- [The exercise]:
Repeat the listing exactly as given, omitting every image.

- [Data to process]:
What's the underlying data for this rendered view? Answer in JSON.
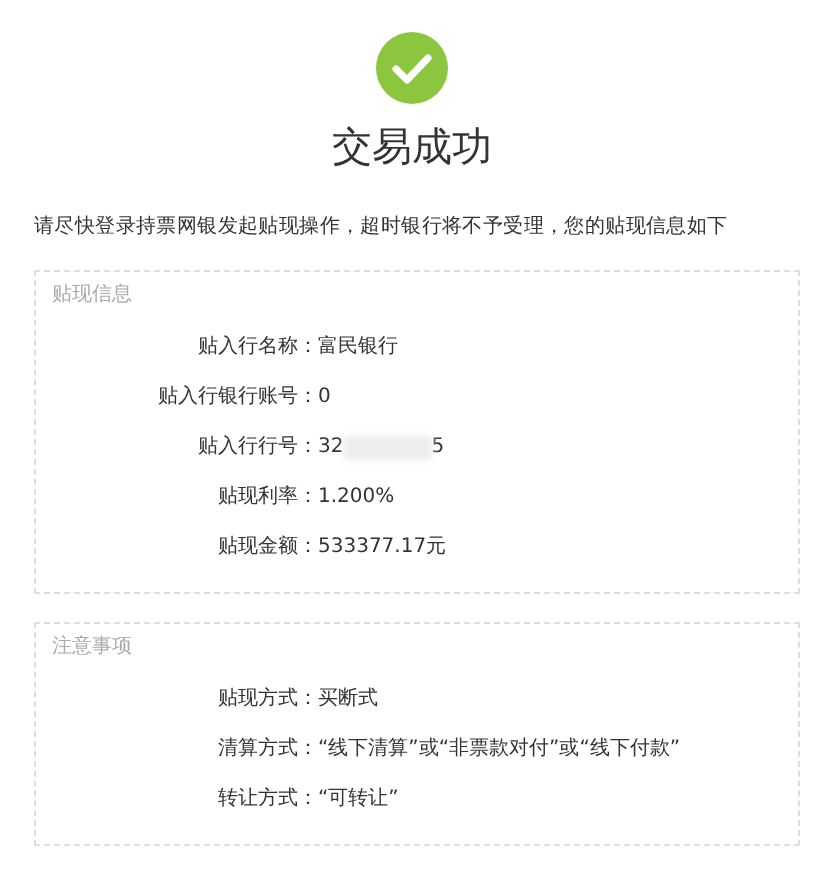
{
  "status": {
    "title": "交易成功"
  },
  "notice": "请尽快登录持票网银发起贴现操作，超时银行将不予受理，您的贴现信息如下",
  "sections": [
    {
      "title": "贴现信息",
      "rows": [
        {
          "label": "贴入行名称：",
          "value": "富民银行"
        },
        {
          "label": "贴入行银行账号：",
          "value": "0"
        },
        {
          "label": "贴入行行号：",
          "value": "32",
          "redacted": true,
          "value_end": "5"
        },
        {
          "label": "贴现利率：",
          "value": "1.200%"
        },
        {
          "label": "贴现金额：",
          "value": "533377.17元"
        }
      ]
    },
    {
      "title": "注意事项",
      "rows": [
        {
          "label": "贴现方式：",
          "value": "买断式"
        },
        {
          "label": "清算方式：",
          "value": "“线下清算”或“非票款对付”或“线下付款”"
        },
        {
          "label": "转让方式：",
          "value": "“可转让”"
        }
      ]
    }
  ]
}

- [Response below]:
What's the underlying data for this rendered view? Answer in JSON.
{
  "status": {
    "title": "交易成功"
  },
  "notice": "请尽快登录持票网银发起贴现操作，超时银行将不予受理，您的贴现信息如下",
  "sections": [
    {
      "title": "贴现信息",
      "rows": [
        {
          "label": "贴入行名称：",
          "value": "富民银行"
        },
        {
          "label": "贴入行银行账号：",
          "value": "0"
        },
        {
          "label": "贴入行行号：",
          "value": "32",
          "redacted": true,
          "value_end": "5"
        },
        {
          "label": "贴现利率：",
          "value": "1.200%"
        },
        {
          "label": "贴现金额：",
          "value": "533377.17元"
        }
      ]
    },
    {
      "title": "注意事项",
      "rows": [
        {
          "label": "贴现方式：",
          "value": "买断式"
        },
        {
          "label": "清算方式：",
          "value": "“线下清算”或“非票款对付”或“线下付款”"
        },
        {
          "label": "转让方式：",
          "value": "“可转让”"
        }
      ]
    }
  ]
}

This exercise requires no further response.